◆ **What is being asked**: Replace "legend-label" with "legend-entry" in the records from the first line through the line containing "480, 333, 506]", inclusive, and write those lines out again with nothing else changed.

++++ Items ++++

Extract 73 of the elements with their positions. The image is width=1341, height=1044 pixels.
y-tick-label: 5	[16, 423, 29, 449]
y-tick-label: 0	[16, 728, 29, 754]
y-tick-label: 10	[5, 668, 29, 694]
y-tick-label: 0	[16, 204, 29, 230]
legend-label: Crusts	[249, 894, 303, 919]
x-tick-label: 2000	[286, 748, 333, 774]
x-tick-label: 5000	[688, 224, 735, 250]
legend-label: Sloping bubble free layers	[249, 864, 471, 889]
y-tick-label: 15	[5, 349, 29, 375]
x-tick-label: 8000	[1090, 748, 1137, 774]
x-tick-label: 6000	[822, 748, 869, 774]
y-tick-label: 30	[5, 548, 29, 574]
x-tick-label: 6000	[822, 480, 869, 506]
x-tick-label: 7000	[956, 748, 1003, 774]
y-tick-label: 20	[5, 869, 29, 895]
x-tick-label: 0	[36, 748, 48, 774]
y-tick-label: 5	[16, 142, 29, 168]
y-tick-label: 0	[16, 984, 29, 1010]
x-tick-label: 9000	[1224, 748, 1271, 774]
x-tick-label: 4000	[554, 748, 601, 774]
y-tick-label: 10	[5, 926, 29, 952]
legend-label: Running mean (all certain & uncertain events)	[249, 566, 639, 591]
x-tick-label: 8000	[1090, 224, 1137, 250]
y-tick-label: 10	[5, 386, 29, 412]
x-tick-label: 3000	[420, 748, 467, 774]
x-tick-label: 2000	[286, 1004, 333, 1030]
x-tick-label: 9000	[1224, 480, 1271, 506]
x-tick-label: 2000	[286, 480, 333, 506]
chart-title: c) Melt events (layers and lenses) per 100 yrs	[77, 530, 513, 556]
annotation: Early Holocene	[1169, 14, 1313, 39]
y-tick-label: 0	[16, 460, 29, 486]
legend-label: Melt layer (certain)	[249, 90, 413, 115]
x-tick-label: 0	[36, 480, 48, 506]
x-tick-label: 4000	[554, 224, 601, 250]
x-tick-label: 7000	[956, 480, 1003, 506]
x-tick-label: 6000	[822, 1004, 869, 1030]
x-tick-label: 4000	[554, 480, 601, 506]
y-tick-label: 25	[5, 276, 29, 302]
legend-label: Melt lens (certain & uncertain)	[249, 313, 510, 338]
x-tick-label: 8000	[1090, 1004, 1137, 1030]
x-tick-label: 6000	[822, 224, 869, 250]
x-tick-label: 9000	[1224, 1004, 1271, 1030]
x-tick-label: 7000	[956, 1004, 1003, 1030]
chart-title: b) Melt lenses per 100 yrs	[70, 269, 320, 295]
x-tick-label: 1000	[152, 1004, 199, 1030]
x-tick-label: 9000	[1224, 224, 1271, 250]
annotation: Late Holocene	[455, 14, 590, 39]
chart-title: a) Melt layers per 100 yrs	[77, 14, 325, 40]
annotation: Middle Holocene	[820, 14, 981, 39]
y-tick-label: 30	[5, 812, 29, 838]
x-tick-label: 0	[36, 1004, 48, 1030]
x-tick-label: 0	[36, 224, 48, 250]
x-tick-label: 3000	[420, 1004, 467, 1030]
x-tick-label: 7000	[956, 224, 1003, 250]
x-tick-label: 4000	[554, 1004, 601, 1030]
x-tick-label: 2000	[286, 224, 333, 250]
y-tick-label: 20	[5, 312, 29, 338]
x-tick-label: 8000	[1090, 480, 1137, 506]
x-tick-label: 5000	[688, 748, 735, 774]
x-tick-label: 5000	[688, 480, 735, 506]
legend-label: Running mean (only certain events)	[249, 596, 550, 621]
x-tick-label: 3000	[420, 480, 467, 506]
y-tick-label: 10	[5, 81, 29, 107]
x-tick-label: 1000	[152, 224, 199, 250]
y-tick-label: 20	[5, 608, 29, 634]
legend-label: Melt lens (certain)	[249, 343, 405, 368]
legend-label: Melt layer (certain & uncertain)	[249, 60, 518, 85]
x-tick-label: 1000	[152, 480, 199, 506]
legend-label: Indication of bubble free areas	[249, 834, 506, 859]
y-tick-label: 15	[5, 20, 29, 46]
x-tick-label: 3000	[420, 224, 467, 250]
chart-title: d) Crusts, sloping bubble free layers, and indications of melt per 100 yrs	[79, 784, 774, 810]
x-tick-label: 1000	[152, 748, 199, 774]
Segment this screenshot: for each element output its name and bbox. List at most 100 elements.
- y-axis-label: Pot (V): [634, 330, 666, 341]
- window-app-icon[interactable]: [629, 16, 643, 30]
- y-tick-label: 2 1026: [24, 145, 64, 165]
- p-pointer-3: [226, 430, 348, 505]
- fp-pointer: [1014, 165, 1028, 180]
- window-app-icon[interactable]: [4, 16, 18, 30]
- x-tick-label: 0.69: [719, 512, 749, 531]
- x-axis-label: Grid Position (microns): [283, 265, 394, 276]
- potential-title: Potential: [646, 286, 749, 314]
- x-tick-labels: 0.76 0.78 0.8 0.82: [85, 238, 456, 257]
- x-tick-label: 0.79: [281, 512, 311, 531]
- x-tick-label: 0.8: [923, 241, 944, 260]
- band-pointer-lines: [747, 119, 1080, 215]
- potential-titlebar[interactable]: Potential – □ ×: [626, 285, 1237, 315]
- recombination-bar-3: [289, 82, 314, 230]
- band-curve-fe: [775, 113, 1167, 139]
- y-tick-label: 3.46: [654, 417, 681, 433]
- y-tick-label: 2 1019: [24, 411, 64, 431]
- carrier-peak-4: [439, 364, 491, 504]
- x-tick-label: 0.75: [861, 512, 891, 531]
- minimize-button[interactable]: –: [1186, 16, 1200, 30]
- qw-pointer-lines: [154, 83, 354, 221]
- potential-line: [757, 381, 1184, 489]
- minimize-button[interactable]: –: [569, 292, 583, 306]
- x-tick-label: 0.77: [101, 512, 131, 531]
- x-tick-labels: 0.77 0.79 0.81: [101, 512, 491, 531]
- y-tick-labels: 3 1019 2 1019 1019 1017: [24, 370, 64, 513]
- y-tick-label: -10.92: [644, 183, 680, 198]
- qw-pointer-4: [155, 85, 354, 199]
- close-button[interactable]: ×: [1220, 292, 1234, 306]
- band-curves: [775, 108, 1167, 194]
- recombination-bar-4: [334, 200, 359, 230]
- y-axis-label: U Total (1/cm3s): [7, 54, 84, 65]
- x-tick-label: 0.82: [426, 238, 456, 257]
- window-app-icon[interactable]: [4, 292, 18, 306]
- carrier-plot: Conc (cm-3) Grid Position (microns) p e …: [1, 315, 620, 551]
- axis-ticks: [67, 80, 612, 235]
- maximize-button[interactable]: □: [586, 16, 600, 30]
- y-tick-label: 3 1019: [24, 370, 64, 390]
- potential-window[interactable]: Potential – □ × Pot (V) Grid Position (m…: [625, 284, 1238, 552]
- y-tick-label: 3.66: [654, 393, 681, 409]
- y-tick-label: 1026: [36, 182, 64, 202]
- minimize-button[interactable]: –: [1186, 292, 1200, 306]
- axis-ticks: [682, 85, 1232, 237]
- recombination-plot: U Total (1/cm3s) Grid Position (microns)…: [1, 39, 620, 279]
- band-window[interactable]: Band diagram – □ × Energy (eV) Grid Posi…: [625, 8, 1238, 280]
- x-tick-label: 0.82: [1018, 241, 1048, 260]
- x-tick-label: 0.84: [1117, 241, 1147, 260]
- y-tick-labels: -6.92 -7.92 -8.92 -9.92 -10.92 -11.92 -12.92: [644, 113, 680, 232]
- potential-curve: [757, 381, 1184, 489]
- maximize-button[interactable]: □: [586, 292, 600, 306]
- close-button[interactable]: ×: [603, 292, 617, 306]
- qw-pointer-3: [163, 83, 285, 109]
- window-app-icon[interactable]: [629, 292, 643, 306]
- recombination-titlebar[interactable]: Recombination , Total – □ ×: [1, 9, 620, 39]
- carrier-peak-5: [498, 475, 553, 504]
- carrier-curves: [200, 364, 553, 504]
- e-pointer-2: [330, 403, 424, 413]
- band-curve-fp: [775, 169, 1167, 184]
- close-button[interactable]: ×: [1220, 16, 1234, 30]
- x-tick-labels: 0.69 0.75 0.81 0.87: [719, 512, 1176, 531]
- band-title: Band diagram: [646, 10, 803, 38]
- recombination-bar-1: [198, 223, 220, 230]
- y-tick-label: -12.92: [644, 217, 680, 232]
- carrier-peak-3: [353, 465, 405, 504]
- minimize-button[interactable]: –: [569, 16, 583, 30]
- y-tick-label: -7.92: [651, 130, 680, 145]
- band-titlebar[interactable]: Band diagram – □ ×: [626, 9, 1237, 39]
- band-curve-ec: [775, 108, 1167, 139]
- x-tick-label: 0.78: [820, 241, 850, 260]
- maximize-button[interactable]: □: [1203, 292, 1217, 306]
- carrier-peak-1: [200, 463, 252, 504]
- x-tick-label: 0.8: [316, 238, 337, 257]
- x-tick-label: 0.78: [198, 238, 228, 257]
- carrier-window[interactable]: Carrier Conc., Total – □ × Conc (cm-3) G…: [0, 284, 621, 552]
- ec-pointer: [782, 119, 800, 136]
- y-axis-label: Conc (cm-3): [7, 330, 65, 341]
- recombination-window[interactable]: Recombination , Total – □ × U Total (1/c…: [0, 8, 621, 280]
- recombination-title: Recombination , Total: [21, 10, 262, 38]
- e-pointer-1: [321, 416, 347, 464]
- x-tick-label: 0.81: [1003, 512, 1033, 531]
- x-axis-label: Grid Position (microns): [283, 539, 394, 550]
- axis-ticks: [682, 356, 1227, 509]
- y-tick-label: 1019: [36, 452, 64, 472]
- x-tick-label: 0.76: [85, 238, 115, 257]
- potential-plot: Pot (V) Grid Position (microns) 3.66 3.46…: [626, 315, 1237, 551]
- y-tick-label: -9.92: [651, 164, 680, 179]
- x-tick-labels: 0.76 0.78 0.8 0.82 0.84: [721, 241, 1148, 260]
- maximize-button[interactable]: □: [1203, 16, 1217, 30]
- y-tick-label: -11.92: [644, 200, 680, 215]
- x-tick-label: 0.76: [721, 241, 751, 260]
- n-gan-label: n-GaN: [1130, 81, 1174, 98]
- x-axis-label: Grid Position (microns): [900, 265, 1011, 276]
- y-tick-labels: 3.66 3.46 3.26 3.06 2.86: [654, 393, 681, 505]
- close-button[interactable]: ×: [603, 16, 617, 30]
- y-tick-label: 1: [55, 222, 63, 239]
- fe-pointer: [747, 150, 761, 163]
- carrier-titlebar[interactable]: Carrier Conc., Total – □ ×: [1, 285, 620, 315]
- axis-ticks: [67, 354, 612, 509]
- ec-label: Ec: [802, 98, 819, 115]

++++

◆ **Reply**:
Extract 73 of the elements with their positions. The image is width=1341, height=1044 pixels.
y-tick-label: 5	[16, 423, 29, 449]
y-tick-label: 0	[16, 728, 29, 754]
y-tick-label: 10	[5, 668, 29, 694]
y-tick-label: 0	[16, 204, 29, 230]
legend-entry: Crusts	[249, 894, 303, 919]
x-tick-label: 2000	[286, 748, 333, 774]
x-tick-label: 5000	[688, 224, 735, 250]
legend-entry: Sloping bubble free layers	[249, 864, 471, 889]
y-tick-label: 15	[5, 349, 29, 375]
x-tick-label: 8000	[1090, 748, 1137, 774]
x-tick-label: 6000	[822, 748, 869, 774]
y-tick-label: 30	[5, 548, 29, 574]
x-tick-label: 6000	[822, 480, 869, 506]
x-tick-label: 7000	[956, 748, 1003, 774]
y-tick-label: 20	[5, 869, 29, 895]
x-tick-label: 0	[36, 748, 48, 774]
y-tick-label: 5	[16, 142, 29, 168]
y-tick-label: 0	[16, 984, 29, 1010]
x-tick-label: 9000	[1224, 748, 1271, 774]
x-tick-label: 4000	[554, 748, 601, 774]
y-tick-label: 10	[5, 926, 29, 952]
legend-entry: Running mean (all certain & uncertain events)	[249, 566, 639, 591]
x-tick-label: 8000	[1090, 224, 1137, 250]
y-tick-label: 10	[5, 386, 29, 412]
x-tick-label: 3000	[420, 748, 467, 774]
x-tick-label: 2000	[286, 1004, 333, 1030]
x-tick-label: 9000	[1224, 480, 1271, 506]
x-tick-label: 2000	[286, 480, 333, 506]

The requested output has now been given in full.